-- Dataset excerpts --

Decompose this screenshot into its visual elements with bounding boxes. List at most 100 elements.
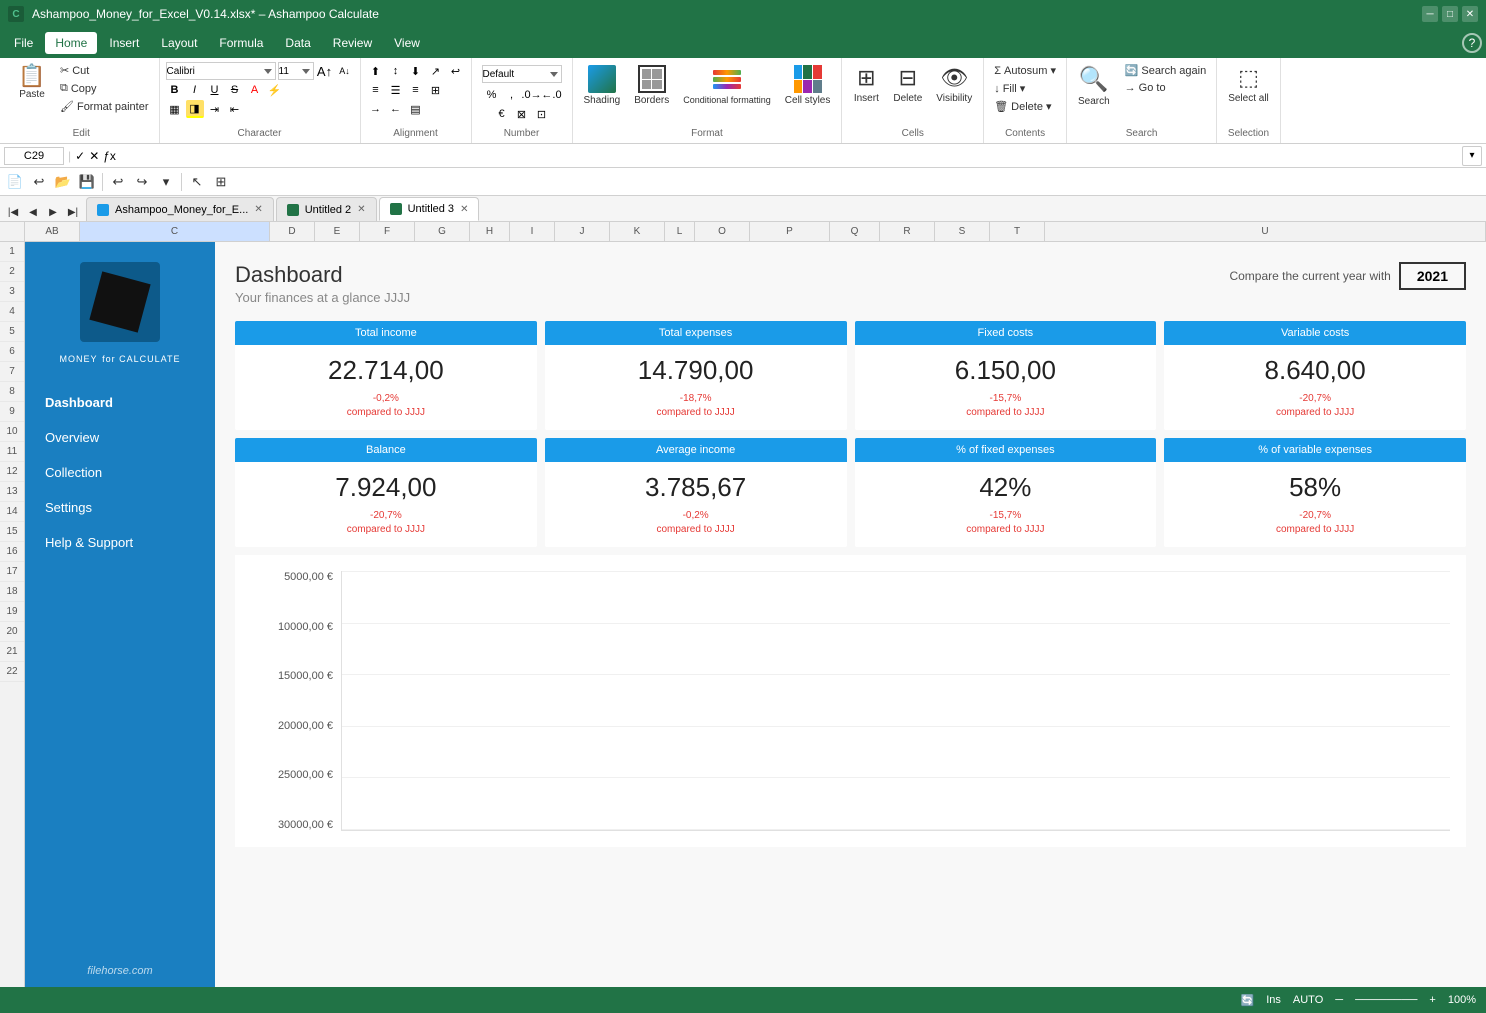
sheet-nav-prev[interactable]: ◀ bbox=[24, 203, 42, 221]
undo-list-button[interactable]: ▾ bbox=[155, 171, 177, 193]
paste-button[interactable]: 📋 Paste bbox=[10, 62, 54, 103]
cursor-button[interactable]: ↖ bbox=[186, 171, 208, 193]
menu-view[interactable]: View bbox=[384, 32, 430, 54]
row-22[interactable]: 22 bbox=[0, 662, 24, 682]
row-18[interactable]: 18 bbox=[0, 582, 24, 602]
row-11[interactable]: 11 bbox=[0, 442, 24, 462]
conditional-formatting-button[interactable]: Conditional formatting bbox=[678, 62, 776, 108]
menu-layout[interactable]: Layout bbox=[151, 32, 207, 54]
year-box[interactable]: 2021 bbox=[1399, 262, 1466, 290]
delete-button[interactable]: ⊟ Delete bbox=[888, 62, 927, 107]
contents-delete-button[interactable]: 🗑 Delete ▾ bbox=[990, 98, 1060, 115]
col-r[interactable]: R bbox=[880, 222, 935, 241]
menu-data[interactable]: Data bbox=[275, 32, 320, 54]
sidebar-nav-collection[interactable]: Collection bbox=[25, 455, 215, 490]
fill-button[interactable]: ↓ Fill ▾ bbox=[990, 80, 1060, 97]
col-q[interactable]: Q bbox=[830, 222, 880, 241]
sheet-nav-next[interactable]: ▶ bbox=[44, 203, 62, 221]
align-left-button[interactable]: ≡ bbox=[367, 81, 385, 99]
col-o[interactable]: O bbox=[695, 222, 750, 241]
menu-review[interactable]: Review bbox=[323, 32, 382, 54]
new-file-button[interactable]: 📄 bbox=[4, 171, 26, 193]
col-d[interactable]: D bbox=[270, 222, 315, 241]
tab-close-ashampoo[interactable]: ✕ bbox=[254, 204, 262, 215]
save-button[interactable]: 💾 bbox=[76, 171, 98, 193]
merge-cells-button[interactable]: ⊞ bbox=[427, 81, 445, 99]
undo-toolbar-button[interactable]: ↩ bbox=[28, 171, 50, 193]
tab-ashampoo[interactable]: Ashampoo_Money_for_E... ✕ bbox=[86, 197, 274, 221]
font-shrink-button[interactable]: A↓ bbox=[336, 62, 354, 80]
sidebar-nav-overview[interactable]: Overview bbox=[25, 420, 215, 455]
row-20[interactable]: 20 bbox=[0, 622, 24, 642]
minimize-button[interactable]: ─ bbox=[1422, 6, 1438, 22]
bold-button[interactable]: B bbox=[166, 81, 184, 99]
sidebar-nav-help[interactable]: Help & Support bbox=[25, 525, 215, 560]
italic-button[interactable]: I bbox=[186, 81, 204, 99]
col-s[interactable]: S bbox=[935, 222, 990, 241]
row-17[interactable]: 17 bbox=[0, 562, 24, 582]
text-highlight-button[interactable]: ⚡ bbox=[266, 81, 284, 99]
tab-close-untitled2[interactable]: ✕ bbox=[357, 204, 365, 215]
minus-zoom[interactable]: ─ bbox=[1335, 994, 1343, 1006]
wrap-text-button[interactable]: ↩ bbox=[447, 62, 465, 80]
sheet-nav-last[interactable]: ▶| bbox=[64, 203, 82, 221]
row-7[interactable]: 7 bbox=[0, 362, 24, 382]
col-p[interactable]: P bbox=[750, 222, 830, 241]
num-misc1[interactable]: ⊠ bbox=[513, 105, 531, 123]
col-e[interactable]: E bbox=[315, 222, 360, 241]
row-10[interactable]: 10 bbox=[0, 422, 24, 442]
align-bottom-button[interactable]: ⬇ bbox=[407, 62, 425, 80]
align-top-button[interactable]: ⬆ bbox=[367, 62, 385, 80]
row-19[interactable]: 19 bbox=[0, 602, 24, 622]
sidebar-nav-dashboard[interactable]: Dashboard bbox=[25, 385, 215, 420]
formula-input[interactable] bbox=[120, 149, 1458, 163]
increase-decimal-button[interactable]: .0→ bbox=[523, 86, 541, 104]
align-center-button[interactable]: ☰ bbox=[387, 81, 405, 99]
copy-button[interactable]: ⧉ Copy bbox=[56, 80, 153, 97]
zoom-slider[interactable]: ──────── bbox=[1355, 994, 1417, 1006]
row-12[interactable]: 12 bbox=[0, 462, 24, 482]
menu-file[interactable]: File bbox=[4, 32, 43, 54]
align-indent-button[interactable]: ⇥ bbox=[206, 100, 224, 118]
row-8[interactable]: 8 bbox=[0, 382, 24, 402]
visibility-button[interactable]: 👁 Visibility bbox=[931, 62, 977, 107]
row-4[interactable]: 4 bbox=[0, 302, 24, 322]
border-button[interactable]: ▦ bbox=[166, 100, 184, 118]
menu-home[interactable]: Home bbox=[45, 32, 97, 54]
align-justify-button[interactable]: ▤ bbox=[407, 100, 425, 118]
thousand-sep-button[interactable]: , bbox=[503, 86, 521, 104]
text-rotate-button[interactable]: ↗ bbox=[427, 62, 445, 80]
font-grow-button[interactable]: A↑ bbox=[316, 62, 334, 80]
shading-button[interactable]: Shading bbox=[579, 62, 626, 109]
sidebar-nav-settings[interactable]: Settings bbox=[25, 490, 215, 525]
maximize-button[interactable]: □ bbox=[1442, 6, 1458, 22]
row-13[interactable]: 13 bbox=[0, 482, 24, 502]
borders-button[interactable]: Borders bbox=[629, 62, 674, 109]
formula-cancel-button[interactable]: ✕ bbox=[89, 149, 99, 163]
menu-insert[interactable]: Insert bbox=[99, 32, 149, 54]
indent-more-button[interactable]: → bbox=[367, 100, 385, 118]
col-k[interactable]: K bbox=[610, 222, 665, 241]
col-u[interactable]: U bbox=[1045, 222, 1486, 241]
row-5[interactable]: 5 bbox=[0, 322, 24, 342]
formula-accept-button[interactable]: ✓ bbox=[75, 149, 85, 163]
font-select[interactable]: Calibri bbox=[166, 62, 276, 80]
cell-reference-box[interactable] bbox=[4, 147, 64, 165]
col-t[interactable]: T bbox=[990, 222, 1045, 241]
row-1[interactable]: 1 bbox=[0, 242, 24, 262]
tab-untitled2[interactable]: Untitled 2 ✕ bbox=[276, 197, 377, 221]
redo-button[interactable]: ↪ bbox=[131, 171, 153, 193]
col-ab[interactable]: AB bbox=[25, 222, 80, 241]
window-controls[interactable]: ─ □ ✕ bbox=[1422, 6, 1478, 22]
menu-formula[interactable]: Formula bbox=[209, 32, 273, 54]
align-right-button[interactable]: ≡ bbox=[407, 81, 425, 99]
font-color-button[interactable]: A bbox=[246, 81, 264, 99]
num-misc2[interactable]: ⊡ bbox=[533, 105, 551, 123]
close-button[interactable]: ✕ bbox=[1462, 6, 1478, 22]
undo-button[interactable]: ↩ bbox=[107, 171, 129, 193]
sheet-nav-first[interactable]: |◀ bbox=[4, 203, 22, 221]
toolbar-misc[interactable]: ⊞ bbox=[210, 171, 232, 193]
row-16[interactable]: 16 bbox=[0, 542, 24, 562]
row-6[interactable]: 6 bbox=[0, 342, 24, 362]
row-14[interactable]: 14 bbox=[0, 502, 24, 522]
---
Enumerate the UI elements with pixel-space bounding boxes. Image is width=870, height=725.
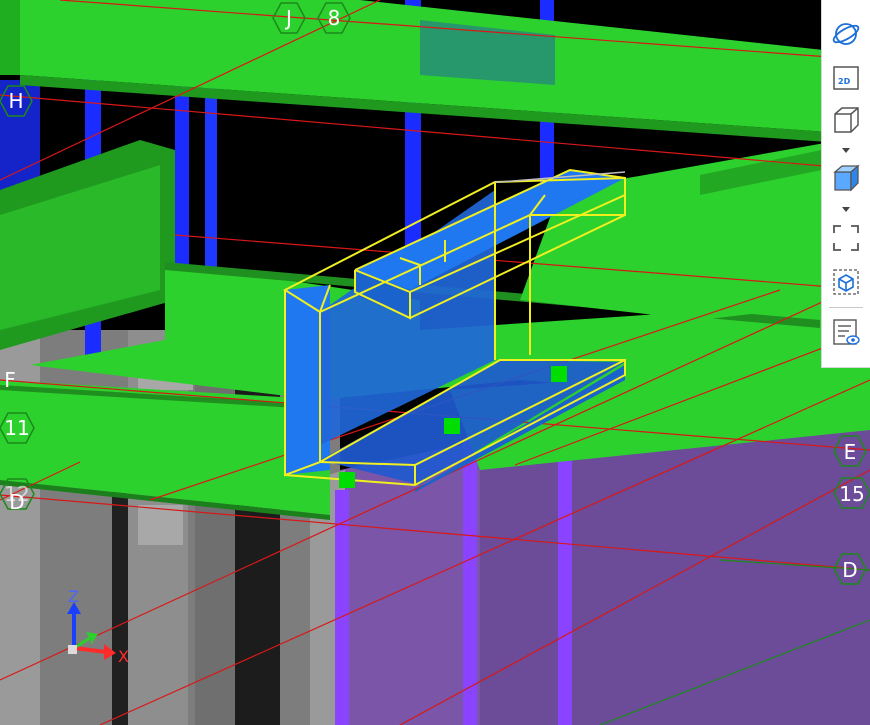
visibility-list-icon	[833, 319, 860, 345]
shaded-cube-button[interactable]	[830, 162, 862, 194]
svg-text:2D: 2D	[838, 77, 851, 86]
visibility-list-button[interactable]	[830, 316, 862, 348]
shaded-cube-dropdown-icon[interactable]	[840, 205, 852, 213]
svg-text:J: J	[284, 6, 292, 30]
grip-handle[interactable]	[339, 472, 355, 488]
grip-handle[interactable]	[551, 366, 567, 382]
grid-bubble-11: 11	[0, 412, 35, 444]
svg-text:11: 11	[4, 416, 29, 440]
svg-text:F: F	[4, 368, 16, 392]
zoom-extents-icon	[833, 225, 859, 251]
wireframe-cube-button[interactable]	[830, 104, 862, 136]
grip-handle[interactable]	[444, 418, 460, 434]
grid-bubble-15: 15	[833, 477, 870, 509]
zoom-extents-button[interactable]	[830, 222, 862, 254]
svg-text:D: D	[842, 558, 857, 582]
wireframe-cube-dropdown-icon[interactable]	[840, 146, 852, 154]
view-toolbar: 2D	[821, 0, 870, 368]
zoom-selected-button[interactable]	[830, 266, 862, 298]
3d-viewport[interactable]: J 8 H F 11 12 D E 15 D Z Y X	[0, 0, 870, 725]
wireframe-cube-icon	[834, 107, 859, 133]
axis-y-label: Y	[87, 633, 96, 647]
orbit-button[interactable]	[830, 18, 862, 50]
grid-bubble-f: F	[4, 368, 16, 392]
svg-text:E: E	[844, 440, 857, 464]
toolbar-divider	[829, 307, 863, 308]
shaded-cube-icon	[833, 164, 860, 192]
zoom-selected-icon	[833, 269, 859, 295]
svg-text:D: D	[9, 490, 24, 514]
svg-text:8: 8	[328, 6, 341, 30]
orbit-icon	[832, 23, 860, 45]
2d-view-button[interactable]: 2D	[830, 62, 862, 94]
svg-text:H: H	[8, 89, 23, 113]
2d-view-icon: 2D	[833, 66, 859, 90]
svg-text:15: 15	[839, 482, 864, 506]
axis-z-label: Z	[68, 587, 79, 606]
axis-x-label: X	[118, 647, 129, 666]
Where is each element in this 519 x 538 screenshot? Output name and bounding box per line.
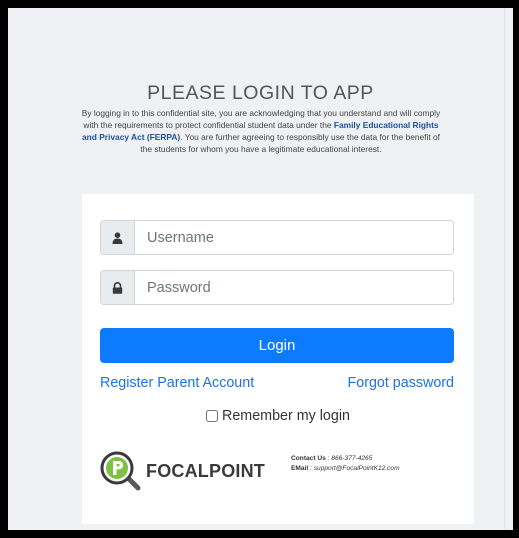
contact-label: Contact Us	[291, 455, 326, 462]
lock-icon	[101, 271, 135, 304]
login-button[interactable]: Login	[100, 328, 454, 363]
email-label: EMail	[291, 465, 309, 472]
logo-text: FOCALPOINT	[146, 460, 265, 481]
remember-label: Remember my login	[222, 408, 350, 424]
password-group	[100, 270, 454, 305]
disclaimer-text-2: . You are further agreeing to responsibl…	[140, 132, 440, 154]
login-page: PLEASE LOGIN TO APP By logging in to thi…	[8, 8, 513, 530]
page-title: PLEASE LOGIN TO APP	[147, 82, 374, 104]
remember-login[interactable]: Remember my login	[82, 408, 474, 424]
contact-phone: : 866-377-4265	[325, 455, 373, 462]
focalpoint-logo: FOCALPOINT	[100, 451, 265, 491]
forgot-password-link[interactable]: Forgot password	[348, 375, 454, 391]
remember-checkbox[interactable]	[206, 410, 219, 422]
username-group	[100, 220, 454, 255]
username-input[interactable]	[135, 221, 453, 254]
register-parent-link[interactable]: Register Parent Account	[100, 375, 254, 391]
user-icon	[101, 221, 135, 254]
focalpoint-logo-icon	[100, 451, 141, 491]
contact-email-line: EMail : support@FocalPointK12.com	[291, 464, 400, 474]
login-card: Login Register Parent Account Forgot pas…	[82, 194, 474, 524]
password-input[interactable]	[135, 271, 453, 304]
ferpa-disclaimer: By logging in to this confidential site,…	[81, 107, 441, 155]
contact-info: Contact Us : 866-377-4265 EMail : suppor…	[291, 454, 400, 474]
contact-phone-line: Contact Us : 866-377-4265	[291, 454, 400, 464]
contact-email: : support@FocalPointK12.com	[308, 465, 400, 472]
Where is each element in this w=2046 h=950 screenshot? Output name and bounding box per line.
* * *
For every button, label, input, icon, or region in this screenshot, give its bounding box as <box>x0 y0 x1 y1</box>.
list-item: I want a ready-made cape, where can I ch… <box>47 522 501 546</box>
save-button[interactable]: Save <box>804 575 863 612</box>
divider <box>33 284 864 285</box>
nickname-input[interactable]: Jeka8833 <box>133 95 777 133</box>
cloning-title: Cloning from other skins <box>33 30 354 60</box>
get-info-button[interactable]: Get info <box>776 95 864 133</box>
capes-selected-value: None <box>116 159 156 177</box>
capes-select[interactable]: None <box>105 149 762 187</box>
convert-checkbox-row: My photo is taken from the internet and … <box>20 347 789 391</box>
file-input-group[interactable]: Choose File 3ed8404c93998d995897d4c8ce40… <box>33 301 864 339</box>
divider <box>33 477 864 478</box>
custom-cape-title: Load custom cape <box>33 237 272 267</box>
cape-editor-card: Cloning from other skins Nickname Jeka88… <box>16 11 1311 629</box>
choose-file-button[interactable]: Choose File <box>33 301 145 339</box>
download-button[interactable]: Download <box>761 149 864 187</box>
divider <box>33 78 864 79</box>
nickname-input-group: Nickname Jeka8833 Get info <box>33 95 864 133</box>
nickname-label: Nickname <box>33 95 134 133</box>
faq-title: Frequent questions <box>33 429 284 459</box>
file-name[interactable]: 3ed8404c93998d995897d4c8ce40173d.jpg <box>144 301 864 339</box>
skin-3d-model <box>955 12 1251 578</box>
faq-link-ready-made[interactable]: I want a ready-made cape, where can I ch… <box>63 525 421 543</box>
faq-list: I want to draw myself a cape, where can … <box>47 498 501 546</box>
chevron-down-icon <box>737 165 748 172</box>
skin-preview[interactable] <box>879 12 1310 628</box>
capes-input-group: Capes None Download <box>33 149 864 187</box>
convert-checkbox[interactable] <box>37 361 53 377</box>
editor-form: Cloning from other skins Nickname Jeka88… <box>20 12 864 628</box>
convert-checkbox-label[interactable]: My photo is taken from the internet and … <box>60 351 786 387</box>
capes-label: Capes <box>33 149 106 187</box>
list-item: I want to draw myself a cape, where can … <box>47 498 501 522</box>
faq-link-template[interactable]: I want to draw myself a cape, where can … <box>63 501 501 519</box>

-- What is being asked --
Copy out verbatim the records from the line containing "455, 326, 462]" through the line containing "Where is each element in this w=2046", including both of those lines.

-- Worked solution --
contact-label: Contact Us	[291, 455, 326, 462]
lock-icon	[101, 271, 135, 304]
login-button[interactable]: Login	[100, 328, 454, 363]
email-label: EMail	[291, 465, 309, 472]
logo-text: FOCALPOINT	[146, 460, 265, 481]
remember-label: Remember my login	[222, 408, 350, 424]
password-group	[100, 270, 454, 305]
disclaimer-text-2: . You are further agreeing to responsibl…	[140, 132, 440, 154]
login-page: PLEASE LOGIN TO APP By logging in to thi…	[8, 8, 513, 530]
page-title: PLEASE LOGIN TO APP	[147, 82, 374, 104]
remember-login[interactable]: Remember my login	[82, 408, 474, 424]
contact-phone: : 866-377-4265	[325, 455, 373, 462]
focalpoint-logo: FOCALPOINT	[100, 451, 265, 491]
forgot-password-link[interactable]: Forgot password	[348, 375, 454, 391]
remember-checkbox[interactable]	[206, 410, 219, 422]
username-group	[100, 220, 454, 255]
username-input[interactable]	[135, 221, 453, 254]
register-parent-link[interactable]: Register Parent Account	[100, 375, 254, 391]
user-icon	[101, 221, 135, 254]
focalpoint-logo-icon	[100, 451, 141, 491]
contact-email-line: EMail : support@FocalPointK12.com	[291, 464, 400, 474]
login-card: Login Register Parent Account Forgot pas…	[82, 194, 474, 524]
password-input[interactable]	[135, 271, 453, 304]
ferpa-disclaimer: By logging in to this confidential site,…	[81, 107, 441, 155]
contact-info: Contact Us : 866-377-4265 EMail : suppor…	[291, 454, 400, 474]
contact-phone-line: Contact Us : 866-377-4265	[291, 454, 400, 464]
contact-email: : support@FocalPointK12.com	[308, 465, 400, 472]
Where is each element in this w=2046 h=950 screenshot? Output name and bounding box per line.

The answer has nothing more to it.